═════ Records for this exercise
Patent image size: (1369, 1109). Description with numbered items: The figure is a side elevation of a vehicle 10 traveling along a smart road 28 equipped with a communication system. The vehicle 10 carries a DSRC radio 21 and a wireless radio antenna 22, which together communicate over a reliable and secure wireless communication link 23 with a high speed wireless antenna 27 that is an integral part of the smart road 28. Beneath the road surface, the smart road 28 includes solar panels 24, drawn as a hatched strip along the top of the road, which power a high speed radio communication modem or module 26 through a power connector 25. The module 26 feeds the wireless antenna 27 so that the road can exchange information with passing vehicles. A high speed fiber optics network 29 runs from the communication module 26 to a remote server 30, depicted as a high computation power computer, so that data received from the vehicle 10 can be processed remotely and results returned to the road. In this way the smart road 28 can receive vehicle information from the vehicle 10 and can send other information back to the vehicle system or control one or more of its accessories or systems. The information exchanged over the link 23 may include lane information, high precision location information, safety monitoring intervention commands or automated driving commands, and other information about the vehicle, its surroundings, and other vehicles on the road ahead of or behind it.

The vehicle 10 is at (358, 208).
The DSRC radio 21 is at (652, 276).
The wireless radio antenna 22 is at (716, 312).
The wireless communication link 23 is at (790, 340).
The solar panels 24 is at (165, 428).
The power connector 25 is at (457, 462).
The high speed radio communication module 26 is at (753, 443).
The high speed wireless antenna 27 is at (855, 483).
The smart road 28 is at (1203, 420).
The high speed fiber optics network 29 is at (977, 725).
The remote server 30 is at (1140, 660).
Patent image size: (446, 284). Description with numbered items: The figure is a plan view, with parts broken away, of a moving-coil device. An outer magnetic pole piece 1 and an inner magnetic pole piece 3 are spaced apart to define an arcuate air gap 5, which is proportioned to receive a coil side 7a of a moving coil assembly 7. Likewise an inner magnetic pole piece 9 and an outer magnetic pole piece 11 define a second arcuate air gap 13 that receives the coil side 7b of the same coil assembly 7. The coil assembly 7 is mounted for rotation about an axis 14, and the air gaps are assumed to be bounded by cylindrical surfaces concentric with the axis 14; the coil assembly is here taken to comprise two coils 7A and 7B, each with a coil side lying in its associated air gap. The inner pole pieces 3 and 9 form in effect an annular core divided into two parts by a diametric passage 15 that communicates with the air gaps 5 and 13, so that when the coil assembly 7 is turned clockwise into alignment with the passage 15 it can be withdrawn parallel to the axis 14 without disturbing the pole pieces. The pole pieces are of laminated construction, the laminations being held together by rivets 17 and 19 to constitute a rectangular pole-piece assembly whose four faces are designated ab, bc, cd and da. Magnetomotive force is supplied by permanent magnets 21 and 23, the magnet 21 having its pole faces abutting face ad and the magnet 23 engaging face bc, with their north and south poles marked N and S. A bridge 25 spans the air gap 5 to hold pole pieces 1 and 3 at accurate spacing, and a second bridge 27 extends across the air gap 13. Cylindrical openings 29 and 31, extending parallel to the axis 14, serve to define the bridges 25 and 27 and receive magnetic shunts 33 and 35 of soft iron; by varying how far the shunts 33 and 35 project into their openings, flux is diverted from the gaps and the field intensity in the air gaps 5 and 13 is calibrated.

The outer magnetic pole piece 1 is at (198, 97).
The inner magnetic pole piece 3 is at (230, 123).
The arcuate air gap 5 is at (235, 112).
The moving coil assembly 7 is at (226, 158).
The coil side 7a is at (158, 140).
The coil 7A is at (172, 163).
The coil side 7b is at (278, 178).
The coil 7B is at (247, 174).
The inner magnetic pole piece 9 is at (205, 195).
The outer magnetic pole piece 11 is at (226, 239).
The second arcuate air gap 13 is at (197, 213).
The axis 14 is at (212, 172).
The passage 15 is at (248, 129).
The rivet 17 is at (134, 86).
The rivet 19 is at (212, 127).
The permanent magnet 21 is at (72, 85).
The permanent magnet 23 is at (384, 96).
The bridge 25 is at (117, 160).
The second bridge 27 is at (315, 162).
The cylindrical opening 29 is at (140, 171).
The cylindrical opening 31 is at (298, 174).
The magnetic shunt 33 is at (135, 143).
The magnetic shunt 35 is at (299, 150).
══════════
= Direction =
Copy each of the items above word for word, keeping every line in its original order.

= Problem solution =
Patent image size: (1369, 1109). Description with numbered items: The figure is a side elevation of a vehicle 10 traveling along a smart road 28 equipped with a communication system. The vehicle 10 carries a DSRC radio 21 and a wireless radio antenna 22, which together communicate over a reliable and secure wireless communication link 23 with a high speed wireless antenna 27 that is an integral part of the smart road 28. Beneath the road surface, the smart road 28 includes solar panels 24, drawn as a hatched strip along the top of the road, which power a high speed radio communication modem or module 26 through a power connector 25. The module 26 feeds the wireless antenna 27 so that the road can exchange information with passing vehicles. A high speed fiber optics network 29 runs from the communication module 26 to a remote server 30, depicted as a high computation power computer, so that data received from the vehicle 10 can be processed remotely and results returned to the road. In this way the smart road 28 can receive vehicle information from the vehicle 10 and can send other information back to the vehicle system or control one or more of its accessories or systems. The information exchanged over the link 23 may include lane information, high precision location information, safety monitoring intervention commands or automated driving commands, and other information about the vehicle, its surroundings, and other vehicles on the road ahead of or behind it.

The vehicle 10 is at (358, 208).
The DSRC radio 21 is at (652, 276).
The wireless radio antenna 22 is at (716, 312).
The wireless communication link 23 is at (790, 340).
The solar panels 24 is at (165, 428).
The power connector 25 is at (457, 462).
The high speed radio communication module 26 is at (753, 443).
The high speed wireless antenna 27 is at (855, 483).
The smart road 28 is at (1203, 420).
The high speed fiber optics network 29 is at (977, 725).
The remote server 30 is at (1140, 660).
Patent image size: (446, 284). Description with numbered items: The figure is a plan view, with parts broken away, of a moving-coil device. An outer magnetic pole piece 1 and an inner magnetic pole piece 3 are spaced apart to define an arcuate air gap 5, which is proportioned to receive a coil side 7a of a moving coil assembly 7. Likewise an inner magnetic pole piece 9 and an outer magnetic pole piece 11 define a second arcuate air gap 13 that receives the coil side 7b of the same coil assembly 7. The coil assembly 7 is mounted for rotation about an axis 14, and the air gaps are assumed to be bounded by cylindrical surfaces concentric with the axis 14; the coil assembly is here taken to comprise two coils 7A and 7B, each with a coil side lying in its associated air gap. The inner pole pieces 3 and 9 form in effect an annular core divided into two parts by a diametric passage 15 that communicates with the air gaps 5 and 13, so that when the coil assembly 7 is turned clockwise into alignment with the passage 15 it can be withdrawn parallel to the axis 14 without disturbing the pole pieces. The pole pieces are of laminated construction, the laminations being held together by rivets 17 and 19 to constitute a rectangular pole-piece assembly whose four faces are designated ab, bc, cd and da. Magnetomotive force is supplied by permanent magnets 21 and 23, the magnet 21 having its pole faces abutting face ad and the magnet 23 engaging face bc, with their north and south poles marked N and S. A bridge 25 spans the air gap 5 to hold pole pieces 1 and 3 at accurate spacing, and a second bridge 27 extends across the air gap 13. Cylindrical openings 29 and 31, extending parallel to the axis 14, serve to define the bridges 25 and 27 and receive magnetic shunts 33 and 35 of soft iron; by varying how far the shunts 33 and 35 project into their openings, flux is diverted from the gaps and the field intensity in the air gaps 5 and 13 is calibrated.

The outer magnetic pole piece 1 is at (198, 97).
The inner magnetic pole piece 3 is at (230, 123).
The arcuate air gap 5 is at (235, 112).
The moving coil assembly 7 is at (226, 158).
The coil side 7a is at (158, 140).
The coil 7A is at (172, 163).
The coil side 7b is at (278, 178).
The coil 7B is at (247, 174).
The inner magnetic pole piece 9 is at (205, 195).
The outer magnetic pole piece 11 is at (226, 239).
The second arcuate air gap 13 is at (197, 213).
The axis 14 is at (212, 172).
The passage 15 is at (248, 129).
The rivet 17 is at (134, 86).
The rivet 19 is at (212, 127).
The permanent magnet 21 is at (72, 85).
The permanent magnet 23 is at (384, 96).
The bridge 25 is at (117, 160).
The second bridge 27 is at (315, 162).
The cylindrical opening 29 is at (140, 171).
The cylindrical opening 31 is at (298, 174).
The magnetic shunt 33 is at (135, 143).
The magnetic shunt 35 is at (299, 150).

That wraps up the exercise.